** Start of Material for the task **

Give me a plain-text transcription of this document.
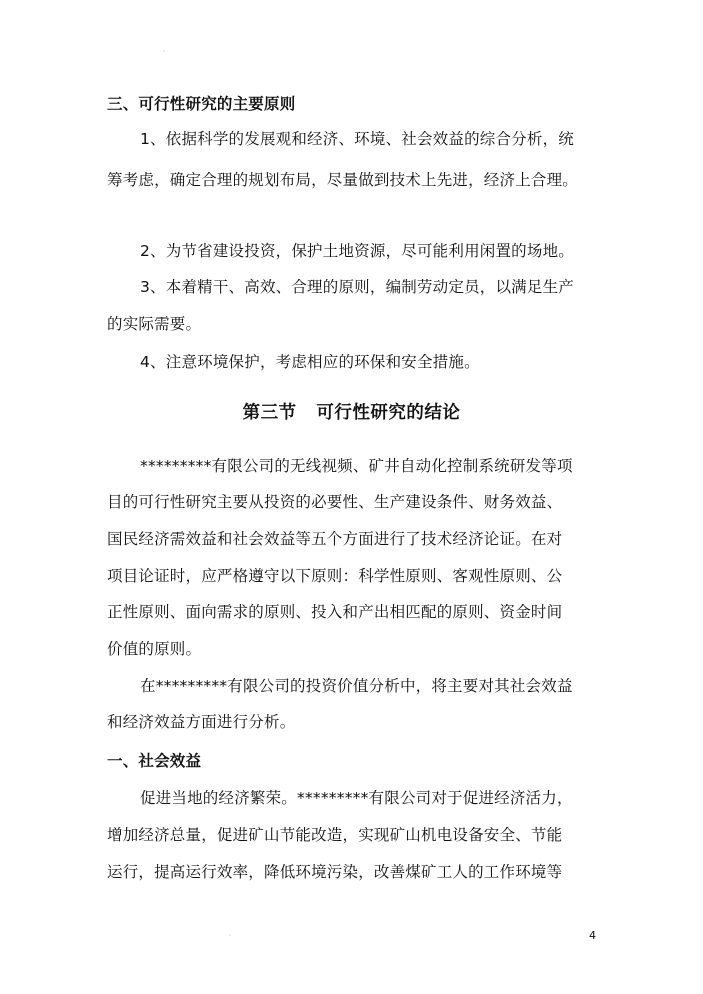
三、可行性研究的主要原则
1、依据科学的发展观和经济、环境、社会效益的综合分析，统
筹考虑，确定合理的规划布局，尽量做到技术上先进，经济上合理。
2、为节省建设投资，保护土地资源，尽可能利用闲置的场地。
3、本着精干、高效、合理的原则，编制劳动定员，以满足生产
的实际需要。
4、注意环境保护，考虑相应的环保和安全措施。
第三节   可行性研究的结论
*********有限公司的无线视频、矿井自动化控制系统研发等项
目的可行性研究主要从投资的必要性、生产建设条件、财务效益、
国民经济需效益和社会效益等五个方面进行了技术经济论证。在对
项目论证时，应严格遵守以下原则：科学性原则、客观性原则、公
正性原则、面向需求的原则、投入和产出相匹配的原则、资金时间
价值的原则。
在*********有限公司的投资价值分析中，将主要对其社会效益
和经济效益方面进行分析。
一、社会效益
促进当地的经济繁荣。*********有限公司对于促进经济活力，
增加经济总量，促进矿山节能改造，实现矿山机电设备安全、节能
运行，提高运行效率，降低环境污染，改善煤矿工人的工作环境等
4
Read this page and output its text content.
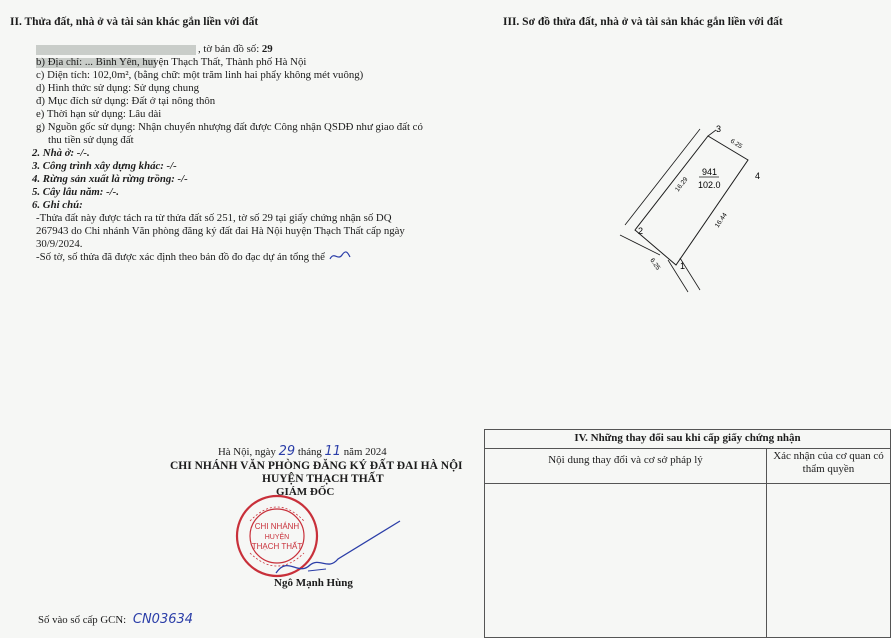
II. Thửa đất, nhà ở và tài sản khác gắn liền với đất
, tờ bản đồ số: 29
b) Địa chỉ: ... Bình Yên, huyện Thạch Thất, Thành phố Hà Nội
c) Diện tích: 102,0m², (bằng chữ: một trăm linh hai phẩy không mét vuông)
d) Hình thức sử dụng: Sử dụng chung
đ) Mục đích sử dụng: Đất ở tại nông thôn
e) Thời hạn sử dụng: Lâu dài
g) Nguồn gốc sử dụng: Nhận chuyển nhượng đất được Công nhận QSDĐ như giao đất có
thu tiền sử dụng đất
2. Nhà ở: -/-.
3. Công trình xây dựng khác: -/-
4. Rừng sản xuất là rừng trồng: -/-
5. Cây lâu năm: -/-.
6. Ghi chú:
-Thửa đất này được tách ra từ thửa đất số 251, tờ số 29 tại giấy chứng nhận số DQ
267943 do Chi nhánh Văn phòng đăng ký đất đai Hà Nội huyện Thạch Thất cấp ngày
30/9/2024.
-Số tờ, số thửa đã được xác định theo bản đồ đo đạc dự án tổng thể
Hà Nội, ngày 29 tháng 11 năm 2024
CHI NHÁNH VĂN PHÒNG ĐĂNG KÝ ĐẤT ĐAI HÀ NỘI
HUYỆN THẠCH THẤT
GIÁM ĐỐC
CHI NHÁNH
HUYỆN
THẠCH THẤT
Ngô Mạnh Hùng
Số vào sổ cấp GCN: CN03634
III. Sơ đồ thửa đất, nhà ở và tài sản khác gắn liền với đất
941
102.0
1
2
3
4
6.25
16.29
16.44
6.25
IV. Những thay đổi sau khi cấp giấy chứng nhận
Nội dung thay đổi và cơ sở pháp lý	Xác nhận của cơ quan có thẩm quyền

** End of Material for the task **
** Start of Material for the task **

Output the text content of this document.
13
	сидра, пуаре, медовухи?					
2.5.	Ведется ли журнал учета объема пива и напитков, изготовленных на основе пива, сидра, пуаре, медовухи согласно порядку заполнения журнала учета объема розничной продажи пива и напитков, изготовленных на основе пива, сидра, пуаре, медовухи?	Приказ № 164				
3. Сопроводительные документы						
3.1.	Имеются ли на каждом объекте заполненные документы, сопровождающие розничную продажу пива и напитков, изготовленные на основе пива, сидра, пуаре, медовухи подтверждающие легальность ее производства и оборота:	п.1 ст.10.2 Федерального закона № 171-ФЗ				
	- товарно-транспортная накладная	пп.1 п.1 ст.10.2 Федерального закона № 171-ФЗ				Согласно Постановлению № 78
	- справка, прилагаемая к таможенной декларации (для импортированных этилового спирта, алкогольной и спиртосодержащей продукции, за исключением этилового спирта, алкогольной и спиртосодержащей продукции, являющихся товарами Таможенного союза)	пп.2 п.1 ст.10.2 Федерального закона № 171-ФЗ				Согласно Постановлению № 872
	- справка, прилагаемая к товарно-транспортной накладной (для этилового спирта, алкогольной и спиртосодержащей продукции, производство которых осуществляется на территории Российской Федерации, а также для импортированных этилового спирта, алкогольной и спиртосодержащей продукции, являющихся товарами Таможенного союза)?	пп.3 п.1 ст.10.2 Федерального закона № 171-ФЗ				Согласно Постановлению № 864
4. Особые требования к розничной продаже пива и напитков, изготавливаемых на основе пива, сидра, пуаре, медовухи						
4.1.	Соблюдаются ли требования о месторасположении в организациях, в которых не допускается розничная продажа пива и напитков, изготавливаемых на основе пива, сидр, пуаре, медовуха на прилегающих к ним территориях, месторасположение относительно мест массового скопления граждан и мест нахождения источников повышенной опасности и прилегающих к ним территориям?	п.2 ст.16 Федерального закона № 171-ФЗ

** End of Material for the task **

§ **Exercise instructions**:
Show every line in the records above that contains the word "dụng".

§ **Full answer**:
d) Hình thức sử dụng: Sử dụng chung
đ) Mục đích sử dụng: Đất ở tại nông thôn
e) Thời hạn sử dụng: Lâu dài
g) Nguồn gốc sử dụng: Nhận chuyển nhượng đất được Công nhận QSDĐ như giao đất có
thu tiền sử dụng đất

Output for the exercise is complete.